WHAT TO WORK ON
Take each line containing the word "object" and copy it.

DATA LINES
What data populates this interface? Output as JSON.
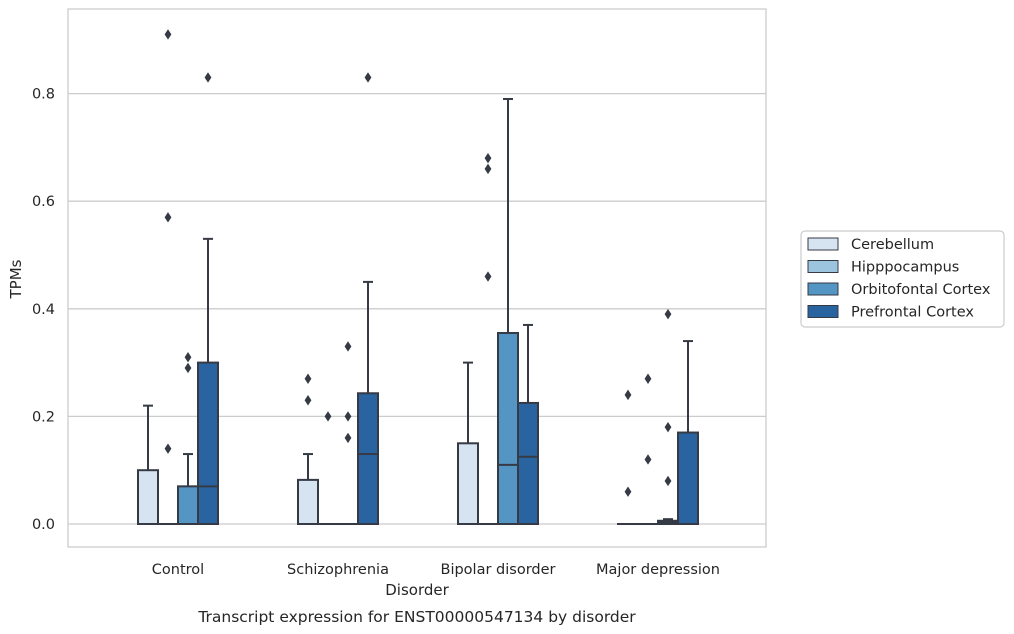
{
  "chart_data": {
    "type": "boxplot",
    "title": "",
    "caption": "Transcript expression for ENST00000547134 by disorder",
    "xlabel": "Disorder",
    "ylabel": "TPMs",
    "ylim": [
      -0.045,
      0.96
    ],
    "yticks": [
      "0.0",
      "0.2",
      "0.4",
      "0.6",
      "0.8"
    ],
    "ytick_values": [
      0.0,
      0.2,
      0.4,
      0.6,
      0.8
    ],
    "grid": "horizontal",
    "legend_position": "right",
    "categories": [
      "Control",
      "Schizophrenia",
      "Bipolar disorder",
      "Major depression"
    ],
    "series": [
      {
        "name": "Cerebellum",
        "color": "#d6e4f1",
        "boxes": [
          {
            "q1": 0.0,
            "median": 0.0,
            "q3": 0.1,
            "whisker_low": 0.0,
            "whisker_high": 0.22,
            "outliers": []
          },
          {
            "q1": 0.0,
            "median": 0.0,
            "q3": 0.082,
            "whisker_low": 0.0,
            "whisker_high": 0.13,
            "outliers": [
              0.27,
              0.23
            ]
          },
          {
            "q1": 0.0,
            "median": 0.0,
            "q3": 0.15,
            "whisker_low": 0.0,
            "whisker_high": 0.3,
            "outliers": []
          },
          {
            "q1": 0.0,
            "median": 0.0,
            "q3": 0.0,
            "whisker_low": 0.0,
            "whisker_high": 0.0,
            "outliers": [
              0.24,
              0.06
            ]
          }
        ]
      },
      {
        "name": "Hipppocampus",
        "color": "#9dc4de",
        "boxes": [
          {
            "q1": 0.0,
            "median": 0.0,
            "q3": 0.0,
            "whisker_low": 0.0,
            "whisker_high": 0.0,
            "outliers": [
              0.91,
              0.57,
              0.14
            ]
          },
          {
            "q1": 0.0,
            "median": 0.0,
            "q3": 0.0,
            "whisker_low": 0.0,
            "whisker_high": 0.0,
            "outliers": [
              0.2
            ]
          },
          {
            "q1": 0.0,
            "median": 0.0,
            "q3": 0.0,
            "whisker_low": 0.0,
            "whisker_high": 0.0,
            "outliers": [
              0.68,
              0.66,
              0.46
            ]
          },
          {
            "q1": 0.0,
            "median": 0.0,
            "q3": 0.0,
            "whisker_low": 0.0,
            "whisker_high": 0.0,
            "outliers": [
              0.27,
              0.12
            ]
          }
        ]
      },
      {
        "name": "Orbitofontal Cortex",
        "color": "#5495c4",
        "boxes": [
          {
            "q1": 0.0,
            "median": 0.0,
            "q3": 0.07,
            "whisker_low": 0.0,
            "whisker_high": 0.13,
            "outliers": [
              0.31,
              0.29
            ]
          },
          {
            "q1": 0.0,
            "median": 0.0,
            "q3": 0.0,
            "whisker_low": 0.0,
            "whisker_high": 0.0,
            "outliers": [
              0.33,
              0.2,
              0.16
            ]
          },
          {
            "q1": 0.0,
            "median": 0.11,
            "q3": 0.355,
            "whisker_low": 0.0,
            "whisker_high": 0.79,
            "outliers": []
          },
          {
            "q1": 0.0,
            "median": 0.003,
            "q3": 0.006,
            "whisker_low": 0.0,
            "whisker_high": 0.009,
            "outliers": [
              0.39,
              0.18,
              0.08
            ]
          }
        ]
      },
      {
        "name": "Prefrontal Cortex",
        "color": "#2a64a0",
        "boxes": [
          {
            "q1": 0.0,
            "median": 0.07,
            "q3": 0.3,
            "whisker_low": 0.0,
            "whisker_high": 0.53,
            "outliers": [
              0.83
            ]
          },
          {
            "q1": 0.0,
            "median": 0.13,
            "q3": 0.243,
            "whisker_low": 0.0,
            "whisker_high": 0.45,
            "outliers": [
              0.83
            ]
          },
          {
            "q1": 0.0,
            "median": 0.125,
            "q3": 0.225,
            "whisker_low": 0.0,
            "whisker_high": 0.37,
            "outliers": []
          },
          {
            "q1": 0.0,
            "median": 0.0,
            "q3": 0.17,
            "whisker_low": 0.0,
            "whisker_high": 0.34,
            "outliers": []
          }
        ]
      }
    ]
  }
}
---
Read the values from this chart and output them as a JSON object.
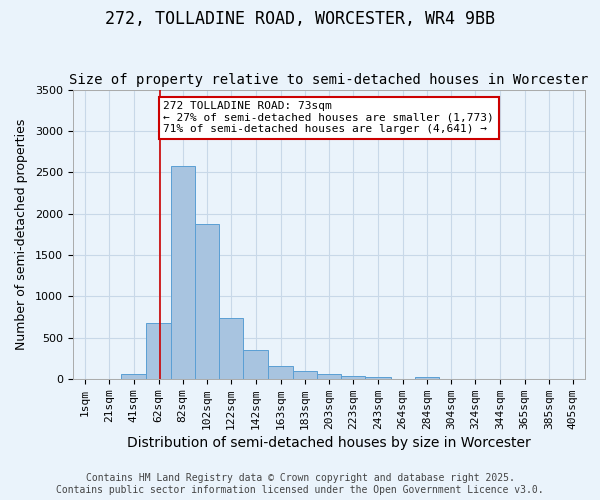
* * *
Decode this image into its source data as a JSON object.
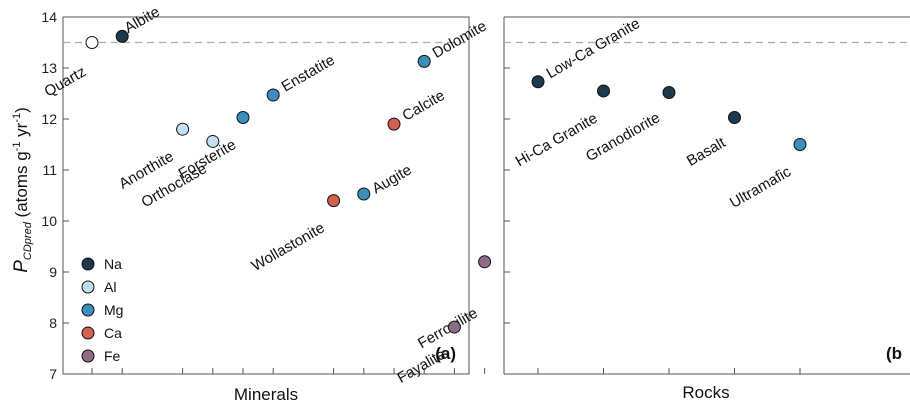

REPLY TO THE TASK
Read the values from this chart and output them as a JSON object.
Decode this image into its source data as a JSON object.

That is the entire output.